- _Goal of the exercise_
Check each line of the records below for the word "Wealth" and copy those where it appears.
========================
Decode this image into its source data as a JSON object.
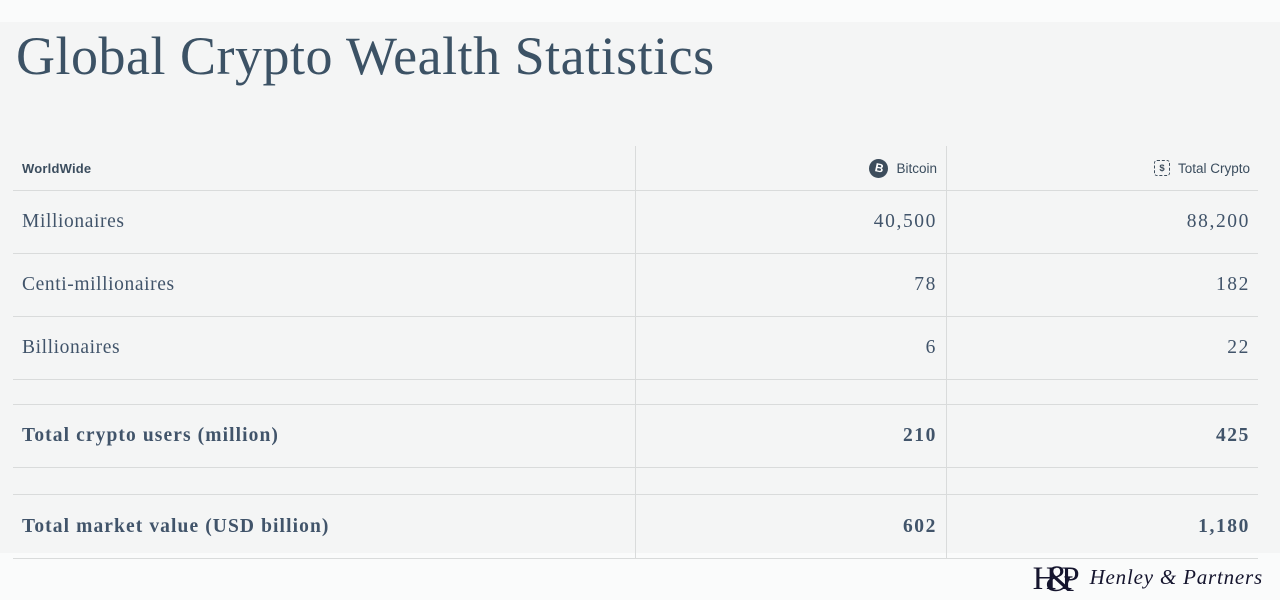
{
  "page": {
    "title": "Global Crypto Wealth Statistics"
  },
  "table": {
    "header": {
      "region_label": "WorldWide",
      "columns": [
        {
          "label": "Bitcoin",
          "icon": "bitcoin-icon",
          "symbol": "B"
        },
        {
          "label": "Total Crypto",
          "icon": "token-chip-icon",
          "symbol": "$"
        }
      ]
    },
    "rows": [
      {
        "label": "Millionaires",
        "bitcoin": "40,500",
        "total_crypto": "88,200"
      },
      {
        "label": "Centi-millionaires",
        "bitcoin": "78",
        "total_crypto": "182"
      },
      {
        "label": "Billionaires",
        "bitcoin": "6",
        "total_crypto": "22"
      },
      {
        "label": "Total crypto users (million)",
        "bitcoin": "210",
        "total_crypto": "425"
      },
      {
        "label": "Total market value (USD billion)",
        "bitcoin": "602",
        "total_crypto": "1,180"
      }
    ]
  },
  "brand": {
    "monogram": [
      "H",
      "&",
      "P"
    ],
    "name": "Henley & Partners"
  },
  "colors": {
    "background": "#f4f5f5",
    "title_text": "#3c5265",
    "body_text": "#41546a",
    "header_text": "#3b4d5e",
    "border": "#d9dbdb",
    "bitcoin_icon_bg": "#3d4d5c",
    "logo_text": "#15152e"
  },
  "chart_data": {
    "type": "table",
    "title": "Global Crypto Wealth Statistics",
    "columns": [
      "WorldWide",
      "Bitcoin",
      "Total Crypto"
    ],
    "rows": [
      [
        "Millionaires",
        40500,
        88200
      ],
      [
        "Centi-millionaires",
        78,
        182
      ],
      [
        "Billionaires",
        6,
        22
      ],
      [
        "Total crypto users (million)",
        210,
        425
      ],
      [
        "Total market value (USD billion)",
        602,
        1180
      ]
    ]
  }
}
========================
- _Exercise output_
    "title": "Global Crypto Wealth Statistics"
    "title": "Global Crypto Wealth Statistics",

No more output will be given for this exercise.